## YOUR GOAL:
Write the data out again exactly, dropping any images it holds.

## RECORDS FOR THIS TASK:
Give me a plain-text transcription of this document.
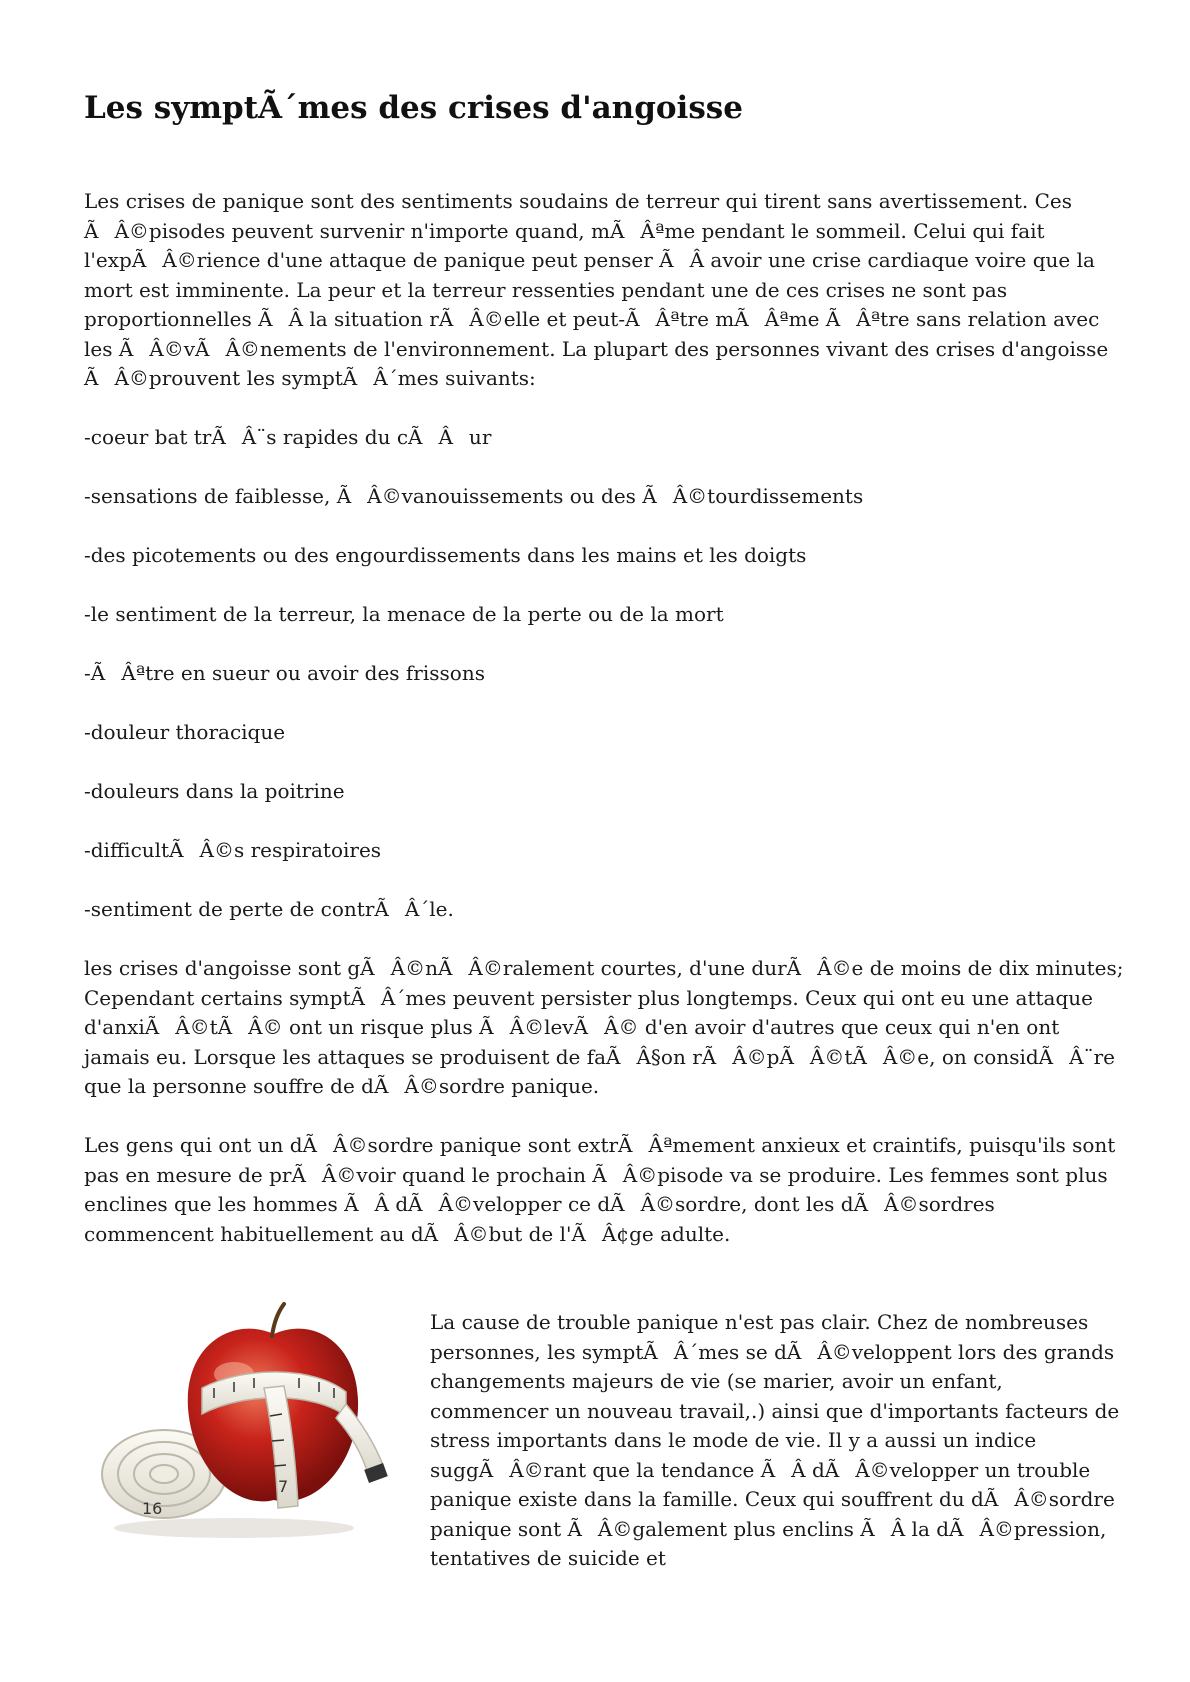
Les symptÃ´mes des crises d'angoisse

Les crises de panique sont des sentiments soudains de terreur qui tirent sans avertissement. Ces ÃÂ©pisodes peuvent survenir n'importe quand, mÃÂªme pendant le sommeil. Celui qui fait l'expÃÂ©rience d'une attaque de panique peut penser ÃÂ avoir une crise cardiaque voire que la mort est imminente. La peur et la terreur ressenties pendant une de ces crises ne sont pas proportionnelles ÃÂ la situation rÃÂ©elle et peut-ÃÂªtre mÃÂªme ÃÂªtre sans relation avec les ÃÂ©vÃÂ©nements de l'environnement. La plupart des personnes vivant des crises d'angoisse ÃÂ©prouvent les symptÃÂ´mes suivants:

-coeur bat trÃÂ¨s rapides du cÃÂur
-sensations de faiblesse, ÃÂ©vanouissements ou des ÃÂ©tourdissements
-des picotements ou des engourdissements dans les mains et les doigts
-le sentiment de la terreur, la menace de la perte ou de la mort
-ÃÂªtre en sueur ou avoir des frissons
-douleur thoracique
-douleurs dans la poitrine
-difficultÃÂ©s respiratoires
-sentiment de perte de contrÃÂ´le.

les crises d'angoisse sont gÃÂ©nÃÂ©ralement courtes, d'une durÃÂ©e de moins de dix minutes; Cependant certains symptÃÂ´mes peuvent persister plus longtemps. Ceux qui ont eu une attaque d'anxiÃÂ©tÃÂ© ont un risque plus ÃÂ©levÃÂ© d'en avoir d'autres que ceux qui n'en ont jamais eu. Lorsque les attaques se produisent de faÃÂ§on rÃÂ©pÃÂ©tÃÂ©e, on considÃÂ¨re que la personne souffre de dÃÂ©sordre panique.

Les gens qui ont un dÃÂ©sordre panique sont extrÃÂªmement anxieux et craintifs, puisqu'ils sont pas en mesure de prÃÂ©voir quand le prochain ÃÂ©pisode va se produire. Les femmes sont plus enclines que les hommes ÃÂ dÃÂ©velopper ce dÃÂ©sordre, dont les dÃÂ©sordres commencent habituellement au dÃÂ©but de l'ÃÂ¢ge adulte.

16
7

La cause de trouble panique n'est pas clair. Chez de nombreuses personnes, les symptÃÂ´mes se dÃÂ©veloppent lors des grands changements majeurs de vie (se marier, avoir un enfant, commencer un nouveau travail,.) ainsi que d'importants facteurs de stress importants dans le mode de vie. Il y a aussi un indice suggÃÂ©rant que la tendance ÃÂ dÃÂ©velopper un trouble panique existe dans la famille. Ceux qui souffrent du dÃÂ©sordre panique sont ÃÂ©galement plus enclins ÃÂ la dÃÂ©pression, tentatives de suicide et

## RESPONSE TO THE TASK:
Give me a plain-text transcription of this document.
Les symptÃ´mes des crises d'angoisse

Les crises de panique sont des sentiments soudains de terreur qui tirent sans avertissement. Ces ÃÂ©pisodes peuvent survenir n'importe quand, mÃÂªme pendant le sommeil. Celui qui fait l'expÃÂ©rience d'une attaque de panique peut penser ÃÂ avoir une crise cardiaque voire que la mort est imminente. La peur et la terreur ressenties pendant une de ces crises ne sont pas proportionnelles ÃÂ la situation rÃÂ©elle et peut-ÃÂªtre mÃÂªme ÃÂªtre sans relation avec les ÃÂ©vÃÂ©nements de l'environnement. La plupart des personnes vivant des crises d'angoisse ÃÂ©prouvent les symptÃÂ´mes suivants:

-coeur bat trÃÂ¨s rapides du cÃÂur
-sensations de faiblesse, ÃÂ©vanouissements ou des ÃÂ©tourdissements
-des picotements ou des engourdissements dans les mains et les doigts
-le sentiment de la terreur, la menace de la perte ou de la mort
-ÃÂªtre en sueur ou avoir des frissons
-douleur thoracique
-douleurs dans la poitrine
-difficultÃÂ©s respiratoires
-sentiment de perte de contrÃÂ´le.

les crises d'angoisse sont gÃÂ©nÃÂ©ralement courtes, d'une durÃÂ©e de moins de dix minutes; Cependant certains symptÃÂ´mes peuvent persister plus longtemps. Ceux qui ont eu une attaque d'anxiÃÂ©tÃÂ© ont un risque plus ÃÂ©levÃÂ© d'en avoir d'autres que ceux qui n'en ont jamais eu. Lorsque les attaques se produisent de faÃÂ§on rÃÂ©pÃÂ©tÃÂ©e, on considÃÂ¨re que la personne souffre de dÃÂ©sordre panique.

Les gens qui ont un dÃÂ©sordre panique sont extrÃÂªmement anxieux et craintifs, puisqu'ils sont pas en mesure de prÃÂ©voir quand le prochain ÃÂ©pisode va se produire. Les femmes sont plus enclines que les hommes ÃÂ dÃÂ©velopper ce dÃÂ©sordre, dont les dÃÂ©sordres commencent habituellement au dÃÂ©but de l'ÃÂ¢ge adulte.

16
7

La cause de trouble panique n'est pas clair. Chez de nombreuses personnes, les symptÃÂ´mes se dÃÂ©veloppent lors des grands changements majeurs de vie (se marier, avoir un enfant, commencer un nouveau travail,.) ainsi que d'importants facteurs de stress importants dans le mode de vie. Il y a aussi un indice suggÃÂ©rant que la tendance ÃÂ dÃÂ©velopper un trouble panique existe dans la famille. Ceux qui souffrent du dÃÂ©sordre panique sont ÃÂ©galement plus enclins ÃÂ la dÃÂ©pression, tentatives de suicide et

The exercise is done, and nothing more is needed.